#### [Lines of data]

━━━━━━━━━━━━━━━━━━━━━━━━━━━━━━

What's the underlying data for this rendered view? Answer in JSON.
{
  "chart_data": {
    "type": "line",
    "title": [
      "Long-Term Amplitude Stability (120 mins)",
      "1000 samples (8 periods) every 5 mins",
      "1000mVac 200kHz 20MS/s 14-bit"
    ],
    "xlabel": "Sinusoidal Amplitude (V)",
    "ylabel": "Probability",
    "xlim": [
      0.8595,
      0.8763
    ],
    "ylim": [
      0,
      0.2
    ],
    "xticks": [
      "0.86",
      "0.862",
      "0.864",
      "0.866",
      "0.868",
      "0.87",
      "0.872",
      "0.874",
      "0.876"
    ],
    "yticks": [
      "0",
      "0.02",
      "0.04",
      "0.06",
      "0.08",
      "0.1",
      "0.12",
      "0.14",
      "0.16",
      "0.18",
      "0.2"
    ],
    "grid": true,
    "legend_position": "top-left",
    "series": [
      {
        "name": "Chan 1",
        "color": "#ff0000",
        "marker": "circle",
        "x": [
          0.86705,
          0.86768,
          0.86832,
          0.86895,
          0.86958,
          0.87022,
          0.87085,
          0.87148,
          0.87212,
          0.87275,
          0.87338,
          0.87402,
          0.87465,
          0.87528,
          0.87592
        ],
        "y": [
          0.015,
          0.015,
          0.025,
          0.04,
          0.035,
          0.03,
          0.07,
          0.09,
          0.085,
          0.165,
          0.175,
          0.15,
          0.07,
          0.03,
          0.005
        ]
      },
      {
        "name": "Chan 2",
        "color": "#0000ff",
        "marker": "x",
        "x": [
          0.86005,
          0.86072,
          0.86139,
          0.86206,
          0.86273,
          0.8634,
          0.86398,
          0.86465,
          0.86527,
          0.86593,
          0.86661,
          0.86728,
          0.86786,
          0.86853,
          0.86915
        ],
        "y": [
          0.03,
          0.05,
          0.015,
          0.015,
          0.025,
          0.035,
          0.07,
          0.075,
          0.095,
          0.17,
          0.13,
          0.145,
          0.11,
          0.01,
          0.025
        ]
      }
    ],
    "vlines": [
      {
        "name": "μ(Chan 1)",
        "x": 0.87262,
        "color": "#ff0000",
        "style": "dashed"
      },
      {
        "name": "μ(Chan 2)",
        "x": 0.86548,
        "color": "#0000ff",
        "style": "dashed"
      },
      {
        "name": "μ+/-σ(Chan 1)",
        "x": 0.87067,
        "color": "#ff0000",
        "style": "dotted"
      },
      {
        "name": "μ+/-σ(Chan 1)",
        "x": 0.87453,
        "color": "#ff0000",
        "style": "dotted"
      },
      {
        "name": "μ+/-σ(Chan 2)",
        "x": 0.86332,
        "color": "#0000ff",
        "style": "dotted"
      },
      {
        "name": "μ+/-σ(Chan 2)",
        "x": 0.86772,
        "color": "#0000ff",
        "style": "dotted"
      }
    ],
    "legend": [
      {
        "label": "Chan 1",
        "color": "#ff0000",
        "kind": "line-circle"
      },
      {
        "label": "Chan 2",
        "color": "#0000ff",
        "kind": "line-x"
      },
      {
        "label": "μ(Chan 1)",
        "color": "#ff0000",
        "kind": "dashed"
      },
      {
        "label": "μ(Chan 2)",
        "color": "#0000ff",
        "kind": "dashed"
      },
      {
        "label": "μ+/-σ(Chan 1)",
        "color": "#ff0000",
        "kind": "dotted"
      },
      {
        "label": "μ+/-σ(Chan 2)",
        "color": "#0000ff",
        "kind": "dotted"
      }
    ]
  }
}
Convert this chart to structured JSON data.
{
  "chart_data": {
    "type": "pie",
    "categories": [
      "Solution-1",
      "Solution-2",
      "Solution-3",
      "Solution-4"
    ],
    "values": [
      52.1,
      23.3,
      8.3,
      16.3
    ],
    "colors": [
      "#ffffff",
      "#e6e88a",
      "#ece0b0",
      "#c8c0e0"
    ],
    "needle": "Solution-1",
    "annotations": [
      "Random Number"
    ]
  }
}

━━━━━━━━━━━━━━━━━━━━━━━━━━━━━━

#### [Aim of the task]
Output the line containing "Convert this chart to structured JSON data." and all lines after it to the end of the records, exactly as given.

#### [Solution below]
Convert this chart to structured JSON data.
{
  "chart_data": {
    "type": "pie",
    "categories": [
      "Solution-1",
      "Solution-2",
      "Solution-3",
      "Solution-4"
    ],
    "values": [
      52.1,
      23.3,
      8.3,
      16.3
    ],
    "colors": [
      "#ffffff",
      "#e6e88a",
      "#ece0b0",
      "#c8c0e0"
    ],
    "needle": "Solution-1",
    "annotations": [
      "Random Number"
    ]
  }
}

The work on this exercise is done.